Pictures stay out of your copy, but everything else in the records below must be repeated exactly.

>> START

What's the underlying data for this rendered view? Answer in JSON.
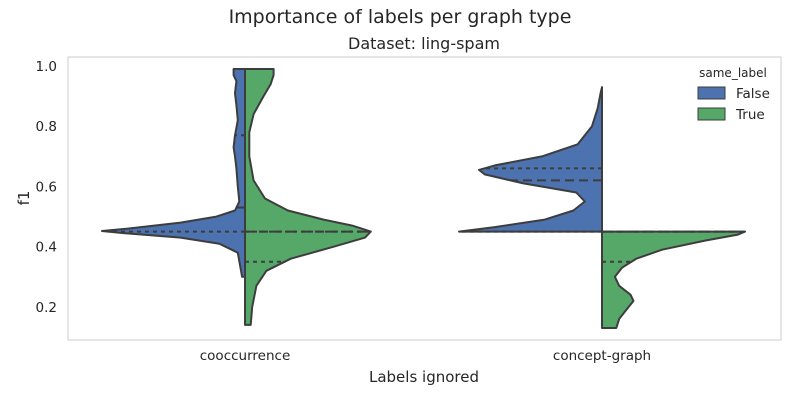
{
  "suptitle": "Importance of labels per graph type",
  "chart_data": {
    "type": "violin",
    "title": "Dataset: ling-spam",
    "xlabel": "Labels ignored",
    "ylabel": "f1",
    "categories": [
      "cooccurrence",
      "concept-graph"
    ],
    "ylim": [
      0.09,
      1.03
    ],
    "yticks": [
      "0.2",
      "0.4",
      "0.6",
      "0.8",
      "1.0"
    ],
    "grid": false,
    "legend": {
      "title": "same_label",
      "position": "top-right"
    },
    "split": true,
    "inner": "quartile",
    "series": [
      {
        "name": "False",
        "color": "#4c72b0",
        "violins": [
          {
            "category": "cooccurrence",
            "quartiles": [
              0.45,
              0.53,
              0.77
            ],
            "range": [
              0.3,
              0.99
            ],
            "density": [
              [
                0.3,
                0.02
              ],
              [
                0.38,
                0.05
              ],
              [
                0.41,
                0.18
              ],
              [
                0.43,
                0.45
              ],
              [
                0.445,
                0.85
              ],
              [
                0.452,
                1.0
              ],
              [
                0.46,
                0.82
              ],
              [
                0.48,
                0.45
              ],
              [
                0.5,
                0.2
              ],
              [
                0.52,
                0.07
              ],
              [
                0.55,
                0.04
              ],
              [
                0.6,
                0.05
              ],
              [
                0.66,
                0.06
              ],
              [
                0.7,
                0.07
              ],
              [
                0.73,
                0.08
              ],
              [
                0.77,
                0.07
              ],
              [
                0.82,
                0.05
              ],
              [
                0.87,
                0.06
              ],
              [
                0.91,
                0.07
              ],
              [
                0.95,
                0.06
              ],
              [
                0.97,
                0.08
              ],
              [
                0.99,
                0.08
              ]
            ]
          },
          {
            "category": "concept-graph",
            "quartiles": [
              0.45,
              0.62,
              0.66
            ],
            "range": [
              0.45,
              0.93
            ],
            "density": [
              [
                0.45,
                1.0
              ],
              [
                0.465,
                0.75
              ],
              [
                0.49,
                0.4
              ],
              [
                0.52,
                0.2
              ],
              [
                0.55,
                0.12
              ],
              [
                0.58,
                0.18
              ],
              [
                0.61,
                0.55
              ],
              [
                0.64,
                0.82
              ],
              [
                0.655,
                0.86
              ],
              [
                0.67,
                0.75
              ],
              [
                0.7,
                0.42
              ],
              [
                0.74,
                0.17
              ],
              [
                0.8,
                0.07
              ],
              [
                0.86,
                0.03
              ],
              [
                0.91,
                0.01
              ],
              [
                0.93,
                0.0
              ]
            ]
          }
        ]
      },
      {
        "name": "True",
        "color": "#55a868",
        "violins": [
          {
            "category": "cooccurrence",
            "quartiles": [
              0.35,
              0.45,
              0.45
            ],
            "range": [
              0.14,
              0.99
            ],
            "density": [
              [
                0.14,
                0.04
              ],
              [
                0.2,
                0.05
              ],
              [
                0.27,
                0.08
              ],
              [
                0.32,
                0.15
              ],
              [
                0.36,
                0.32
              ],
              [
                0.4,
                0.62
              ],
              [
                0.43,
                0.84
              ],
              [
                0.45,
                0.88
              ],
              [
                0.47,
                0.75
              ],
              [
                0.49,
                0.55
              ],
              [
                0.52,
                0.3
              ],
              [
                0.56,
                0.14
              ],
              [
                0.62,
                0.06
              ],
              [
                0.7,
                0.03
              ],
              [
                0.78,
                0.03
              ],
              [
                0.84,
                0.06
              ],
              [
                0.9,
                0.13
              ],
              [
                0.94,
                0.18
              ],
              [
                0.97,
                0.2
              ],
              [
                0.99,
                0.2
              ]
            ]
          },
          {
            "category": "concept-graph",
            "quartiles": [
              0.35,
              0.45,
              0.45
            ],
            "range": [
              0.13,
              0.45
            ],
            "density": [
              [
                0.13,
                0.1
              ],
              [
                0.16,
                0.12
              ],
              [
                0.19,
                0.17
              ],
              [
                0.22,
                0.22
              ],
              [
                0.24,
                0.2
              ],
              [
                0.27,
                0.12
              ],
              [
                0.3,
                0.09
              ],
              [
                0.33,
                0.14
              ],
              [
                0.36,
                0.24
              ],
              [
                0.39,
                0.42
              ],
              [
                0.42,
                0.72
              ],
              [
                0.44,
                0.95
              ],
              [
                0.45,
                1.0
              ]
            ]
          }
        ]
      }
    ]
  }
}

>> END

* Reply *
What's the underlying data for this rendered view? Answer in JSON.
{
  "suptitle": "Importance of labels per graph type",
  "chart_data": {
    "type": "violin",
    "title": "Dataset: ling-spam",
    "xlabel": "Labels ignored",
    "ylabel": "f1",
    "categories": [
      "cooccurrence",
      "concept-graph"
    ],
    "ylim": [
      0.09,
      1.03
    ],
    "yticks": [
      "0.2",
      "0.4",
      "0.6",
      "0.8",
      "1.0"
    ],
    "grid": false,
    "legend": {
      "title": "same_label",
      "position": "top-right"
    },
    "split": true,
    "inner": "quartile",
    "series": [
      {
        "name": "False",
        "color": "#4c72b0",
        "violins": [
          {
            "category": "cooccurrence",
            "quartiles": [
              0.45,
              0.53,
              0.77
            ],
            "range": [
              0.3,
              0.99
            ],
            "density": [
              [
                0.3,
                0.02
              ],
              [
                0.38,
                0.05
              ],
              [
                0.41,
                0.18
              ],
              [
                0.43,
                0.45
              ],
              [
                0.445,
                0.85
              ],
              [
                0.452,
                1.0
              ],
              [
                0.46,
                0.82
              ],
              [
                0.48,
                0.45
              ],
              [
                0.5,
                0.2
              ],
              [
                0.52,
                0.07
              ],
              [
                0.55,
                0.04
              ],
              [
                0.6,
                0.05
              ],
              [
                0.66,
                0.06
              ],
              [
                0.7,
                0.07
              ],
              [
                0.73,
                0.08
              ],
              [
                0.77,
                0.07
              ],
              [
                0.82,
                0.05
              ],
              [
                0.87,
                0.06
              ],
              [
                0.91,
                0.07
              ],
              [
                0.95,
                0.06
              ],
              [
                0.97,
                0.08
              ],
              [
                0.99,
                0.08
              ]
            ]
          },
          {
            "category": "concept-graph",
            "quartiles": [
              0.45,
              0.62,
              0.66
            ],
            "range": [
              0.45,
              0.93
            ],
            "density": [
              [
                0.45,
                1.0
              ],
              [
                0.465,
                0.75
              ],
              [
                0.49,
                0.4
              ],
              [
                0.52,
                0.2
              ],
              [
                0.55,
                0.12
              ],
              [
                0.58,
                0.18
              ],
              [
                0.61,
                0.55
              ],
              [
                0.64,
                0.82
              ],
              [
                0.655,
                0.86
              ],
              [
                0.67,
                0.75
              ],
              [
                0.7,
                0.42
              ],
              [
                0.74,
                0.17
              ],
              [
                0.8,
                0.07
              ],
              [
                0.86,
                0.03
              ],
              [
                0.91,
                0.01
              ],
              [
                0.93,
                0.0
              ]
            ]
          }
        ]
      },
      {
        "name": "True",
        "color": "#55a868",
        "violins": [
          {
            "category": "cooccurrence",
            "quartiles": [
              0.35,
              0.45,
              0.45
            ],
            "range": [
              0.14,
              0.99
            ],
            "density": [
              [
                0.14,
                0.04
              ],
              [
                0.2,
                0.05
              ],
              [
                0.27,
                0.08
              ],
              [
                0.32,
                0.15
              ],
              [
                0.36,
                0.32
              ],
              [
                0.4,
                0.62
              ],
              [
                0.43,
                0.84
              ],
              [
                0.45,
                0.88
              ],
              [
                0.47,
                0.75
              ],
              [
                0.49,
                0.55
              ],
              [
                0.52,
                0.3
              ],
              [
                0.56,
                0.14
              ],
              [
                0.62,
                0.06
              ],
              [
                0.7,
                0.03
              ],
              [
                0.78,
                0.03
              ],
              [
                0.84,
                0.06
              ],
              [
                0.9,
                0.13
              ],
              [
                0.94,
                0.18
              ],
              [
                0.97,
                0.2
              ],
              [
                0.99,
                0.2
              ]
            ]
          },
          {
            "category": "concept-graph",
            "quartiles": [
              0.35,
              0.45,
              0.45
            ],
            "range": [
              0.13,
              0.45
            ],
            "density": [
              [
                0.13,
                0.1
              ],
              [
                0.16,
                0.12
              ],
              [
                0.19,
                0.17
              ],
              [
                0.22,
                0.22
              ],
              [
                0.24,
                0.2
              ],
              [
                0.27,
                0.12
              ],
              [
                0.3,
                0.09
              ],
              [
                0.33,
                0.14
              ],
              [
                0.36,
                0.24
              ],
              [
                0.39,
                0.42
              ],
              [
                0.42,
                0.72
              ],
              [
                0.44,
                0.95
              ],
              [
                0.45,
                1.0
              ]
            ]
          }
        ]
      }
    ]
  }
}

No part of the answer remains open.